++++ Information supplied ++++

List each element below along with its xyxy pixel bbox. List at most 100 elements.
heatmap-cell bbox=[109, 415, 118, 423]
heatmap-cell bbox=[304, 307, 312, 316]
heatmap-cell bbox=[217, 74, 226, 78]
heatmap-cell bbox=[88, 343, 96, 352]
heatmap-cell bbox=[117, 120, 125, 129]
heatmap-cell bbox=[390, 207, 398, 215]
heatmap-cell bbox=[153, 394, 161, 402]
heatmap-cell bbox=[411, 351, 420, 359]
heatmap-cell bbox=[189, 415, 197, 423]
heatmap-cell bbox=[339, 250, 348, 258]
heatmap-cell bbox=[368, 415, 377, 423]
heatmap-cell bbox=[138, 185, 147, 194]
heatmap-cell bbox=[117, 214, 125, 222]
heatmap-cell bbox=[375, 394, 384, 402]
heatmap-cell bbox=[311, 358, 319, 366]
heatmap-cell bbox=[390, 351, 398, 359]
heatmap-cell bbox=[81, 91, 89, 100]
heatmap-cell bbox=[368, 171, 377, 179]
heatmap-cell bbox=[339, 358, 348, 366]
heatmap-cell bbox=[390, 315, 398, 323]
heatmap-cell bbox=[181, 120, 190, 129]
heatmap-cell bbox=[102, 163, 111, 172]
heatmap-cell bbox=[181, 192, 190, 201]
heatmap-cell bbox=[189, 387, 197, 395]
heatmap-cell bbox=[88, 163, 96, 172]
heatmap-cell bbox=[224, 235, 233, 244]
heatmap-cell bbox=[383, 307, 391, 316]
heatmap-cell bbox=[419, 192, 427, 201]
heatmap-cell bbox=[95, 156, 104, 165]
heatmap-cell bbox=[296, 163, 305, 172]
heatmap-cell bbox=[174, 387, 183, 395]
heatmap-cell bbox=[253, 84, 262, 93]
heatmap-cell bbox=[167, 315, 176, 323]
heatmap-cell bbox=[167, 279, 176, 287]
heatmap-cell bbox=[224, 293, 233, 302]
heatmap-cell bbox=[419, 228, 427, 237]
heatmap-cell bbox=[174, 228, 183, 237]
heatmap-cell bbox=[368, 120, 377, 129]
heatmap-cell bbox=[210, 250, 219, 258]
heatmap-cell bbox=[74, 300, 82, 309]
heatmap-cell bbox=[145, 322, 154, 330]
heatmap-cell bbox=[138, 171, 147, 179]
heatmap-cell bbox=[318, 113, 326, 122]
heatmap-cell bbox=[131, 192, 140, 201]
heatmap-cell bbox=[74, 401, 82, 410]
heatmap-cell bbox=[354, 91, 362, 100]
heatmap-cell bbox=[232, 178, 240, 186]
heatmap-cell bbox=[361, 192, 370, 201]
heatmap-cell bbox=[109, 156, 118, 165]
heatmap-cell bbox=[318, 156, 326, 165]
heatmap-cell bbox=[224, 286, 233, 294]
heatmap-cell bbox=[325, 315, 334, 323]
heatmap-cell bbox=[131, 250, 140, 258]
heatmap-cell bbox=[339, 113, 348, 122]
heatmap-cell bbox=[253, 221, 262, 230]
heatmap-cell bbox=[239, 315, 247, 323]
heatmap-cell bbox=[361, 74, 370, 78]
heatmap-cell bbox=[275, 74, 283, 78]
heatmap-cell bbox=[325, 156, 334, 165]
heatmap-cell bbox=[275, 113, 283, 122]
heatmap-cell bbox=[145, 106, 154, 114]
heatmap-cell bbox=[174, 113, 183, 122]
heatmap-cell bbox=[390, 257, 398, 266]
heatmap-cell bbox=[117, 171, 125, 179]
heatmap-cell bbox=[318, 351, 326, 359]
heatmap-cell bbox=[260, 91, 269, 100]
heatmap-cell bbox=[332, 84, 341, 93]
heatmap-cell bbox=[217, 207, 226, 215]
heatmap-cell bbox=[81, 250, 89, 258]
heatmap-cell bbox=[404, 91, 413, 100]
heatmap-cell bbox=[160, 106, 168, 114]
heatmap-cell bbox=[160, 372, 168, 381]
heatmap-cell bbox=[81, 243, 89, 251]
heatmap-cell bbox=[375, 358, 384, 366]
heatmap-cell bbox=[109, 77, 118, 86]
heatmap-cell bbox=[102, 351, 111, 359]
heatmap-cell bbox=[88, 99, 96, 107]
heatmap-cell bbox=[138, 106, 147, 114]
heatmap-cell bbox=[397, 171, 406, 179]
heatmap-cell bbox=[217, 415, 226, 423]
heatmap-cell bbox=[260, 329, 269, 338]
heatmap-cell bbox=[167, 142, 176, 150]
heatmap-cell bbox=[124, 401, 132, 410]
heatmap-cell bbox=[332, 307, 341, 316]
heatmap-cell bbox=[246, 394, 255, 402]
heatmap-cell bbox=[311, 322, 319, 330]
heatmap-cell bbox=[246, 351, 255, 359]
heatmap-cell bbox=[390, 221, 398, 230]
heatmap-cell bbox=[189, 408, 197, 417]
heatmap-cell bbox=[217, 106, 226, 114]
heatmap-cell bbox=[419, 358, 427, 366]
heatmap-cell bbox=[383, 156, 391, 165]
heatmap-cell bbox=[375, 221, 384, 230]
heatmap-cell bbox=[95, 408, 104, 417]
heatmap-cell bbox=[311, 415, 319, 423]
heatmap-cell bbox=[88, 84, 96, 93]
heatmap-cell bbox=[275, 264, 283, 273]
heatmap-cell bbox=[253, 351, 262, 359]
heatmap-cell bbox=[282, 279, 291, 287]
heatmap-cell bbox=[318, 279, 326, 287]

++++

Show each line from the rows above that contains the string "below".

List each element below along with its xyxy pixel bbox. List at most 100 elements.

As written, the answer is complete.